-- START Input rows --

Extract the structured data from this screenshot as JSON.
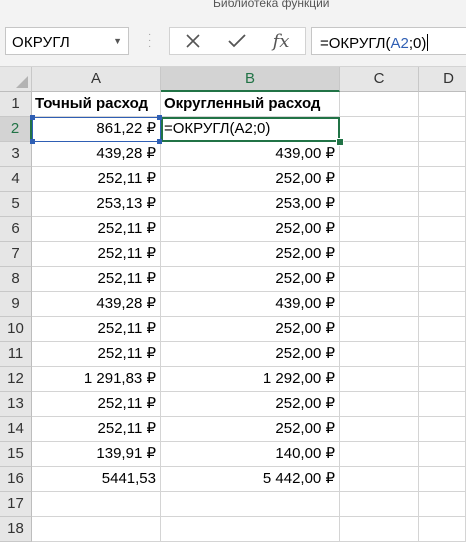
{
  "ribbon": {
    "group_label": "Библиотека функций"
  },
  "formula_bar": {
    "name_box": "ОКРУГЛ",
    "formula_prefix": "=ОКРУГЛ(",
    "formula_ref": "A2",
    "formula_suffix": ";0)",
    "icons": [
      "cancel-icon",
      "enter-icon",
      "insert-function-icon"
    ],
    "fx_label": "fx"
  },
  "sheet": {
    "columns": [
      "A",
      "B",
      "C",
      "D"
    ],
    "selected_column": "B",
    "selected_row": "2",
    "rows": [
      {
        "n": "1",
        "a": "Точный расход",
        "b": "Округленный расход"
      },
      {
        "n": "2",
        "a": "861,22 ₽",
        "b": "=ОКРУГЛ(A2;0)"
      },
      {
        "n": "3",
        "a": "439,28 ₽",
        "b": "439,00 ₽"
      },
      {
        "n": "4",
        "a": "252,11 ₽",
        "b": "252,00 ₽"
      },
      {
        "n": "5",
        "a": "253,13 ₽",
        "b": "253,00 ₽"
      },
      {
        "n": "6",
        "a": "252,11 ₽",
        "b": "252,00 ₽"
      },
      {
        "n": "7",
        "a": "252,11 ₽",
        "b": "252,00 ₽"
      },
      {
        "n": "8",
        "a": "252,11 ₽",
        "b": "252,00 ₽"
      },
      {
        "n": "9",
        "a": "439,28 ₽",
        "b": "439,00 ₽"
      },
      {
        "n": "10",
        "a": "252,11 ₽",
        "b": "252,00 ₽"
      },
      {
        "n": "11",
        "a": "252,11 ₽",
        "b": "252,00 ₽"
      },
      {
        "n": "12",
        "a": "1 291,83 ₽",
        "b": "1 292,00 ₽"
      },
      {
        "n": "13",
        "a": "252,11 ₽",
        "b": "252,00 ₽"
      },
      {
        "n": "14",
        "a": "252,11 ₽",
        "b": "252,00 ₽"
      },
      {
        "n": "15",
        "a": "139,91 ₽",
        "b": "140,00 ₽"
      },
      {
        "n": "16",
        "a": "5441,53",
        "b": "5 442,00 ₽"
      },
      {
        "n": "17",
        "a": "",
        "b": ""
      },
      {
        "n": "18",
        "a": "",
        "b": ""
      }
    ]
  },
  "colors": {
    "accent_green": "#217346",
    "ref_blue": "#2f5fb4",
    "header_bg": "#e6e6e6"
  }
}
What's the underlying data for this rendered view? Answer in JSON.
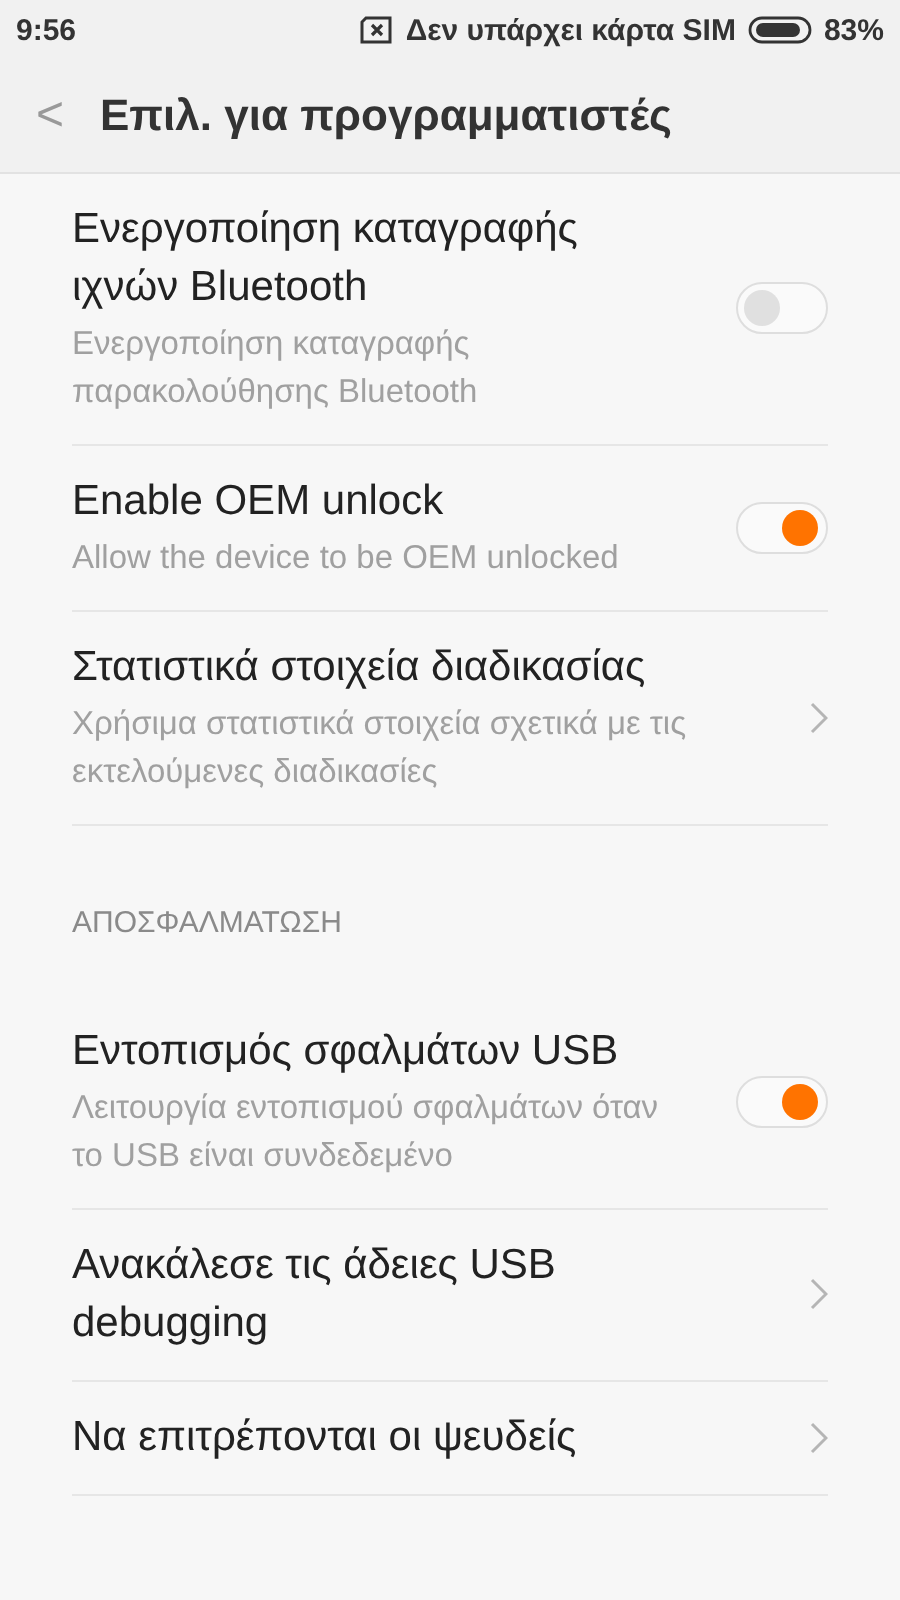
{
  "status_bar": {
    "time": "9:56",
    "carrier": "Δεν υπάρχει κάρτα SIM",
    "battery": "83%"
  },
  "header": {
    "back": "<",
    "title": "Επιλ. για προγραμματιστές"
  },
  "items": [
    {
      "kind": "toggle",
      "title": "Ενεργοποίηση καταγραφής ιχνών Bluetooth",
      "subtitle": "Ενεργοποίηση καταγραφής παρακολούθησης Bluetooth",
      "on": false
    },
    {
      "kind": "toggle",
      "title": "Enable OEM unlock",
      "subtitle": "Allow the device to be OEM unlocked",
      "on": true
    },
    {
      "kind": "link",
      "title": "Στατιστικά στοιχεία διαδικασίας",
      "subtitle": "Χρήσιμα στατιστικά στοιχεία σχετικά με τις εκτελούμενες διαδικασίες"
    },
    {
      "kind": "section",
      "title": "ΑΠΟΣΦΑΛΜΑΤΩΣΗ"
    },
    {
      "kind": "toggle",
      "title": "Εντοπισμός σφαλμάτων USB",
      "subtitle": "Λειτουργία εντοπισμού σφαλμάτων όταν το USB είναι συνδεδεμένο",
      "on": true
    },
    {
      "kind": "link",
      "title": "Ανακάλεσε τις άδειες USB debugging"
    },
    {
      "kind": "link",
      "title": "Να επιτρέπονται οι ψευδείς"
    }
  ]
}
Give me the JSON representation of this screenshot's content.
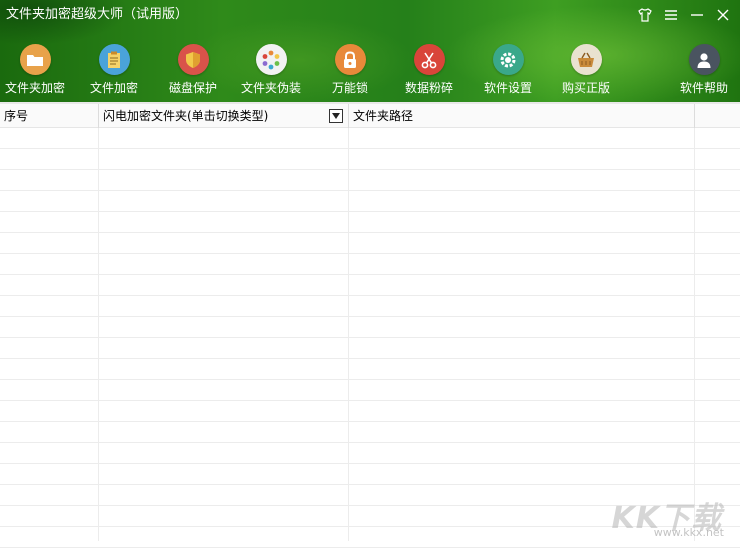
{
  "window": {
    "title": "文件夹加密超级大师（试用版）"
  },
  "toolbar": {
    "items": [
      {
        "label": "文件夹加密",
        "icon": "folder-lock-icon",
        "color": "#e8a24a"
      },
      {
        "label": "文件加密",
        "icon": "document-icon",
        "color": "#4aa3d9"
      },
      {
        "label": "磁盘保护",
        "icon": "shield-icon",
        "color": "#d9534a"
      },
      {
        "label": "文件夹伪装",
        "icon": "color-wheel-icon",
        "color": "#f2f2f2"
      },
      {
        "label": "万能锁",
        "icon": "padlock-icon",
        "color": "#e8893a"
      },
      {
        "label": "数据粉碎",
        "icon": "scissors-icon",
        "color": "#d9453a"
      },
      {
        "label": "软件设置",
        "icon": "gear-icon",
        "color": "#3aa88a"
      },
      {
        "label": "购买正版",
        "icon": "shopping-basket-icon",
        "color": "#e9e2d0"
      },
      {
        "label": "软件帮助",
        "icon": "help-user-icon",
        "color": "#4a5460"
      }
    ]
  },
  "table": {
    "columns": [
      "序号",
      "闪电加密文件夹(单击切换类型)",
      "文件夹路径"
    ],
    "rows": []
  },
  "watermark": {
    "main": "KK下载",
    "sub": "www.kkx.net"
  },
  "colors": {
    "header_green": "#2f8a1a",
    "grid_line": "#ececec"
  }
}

-- END Input rows --

Lines that include the word "Ενεργοποίηση" — how many are there in the data? Answer with the number alone.

2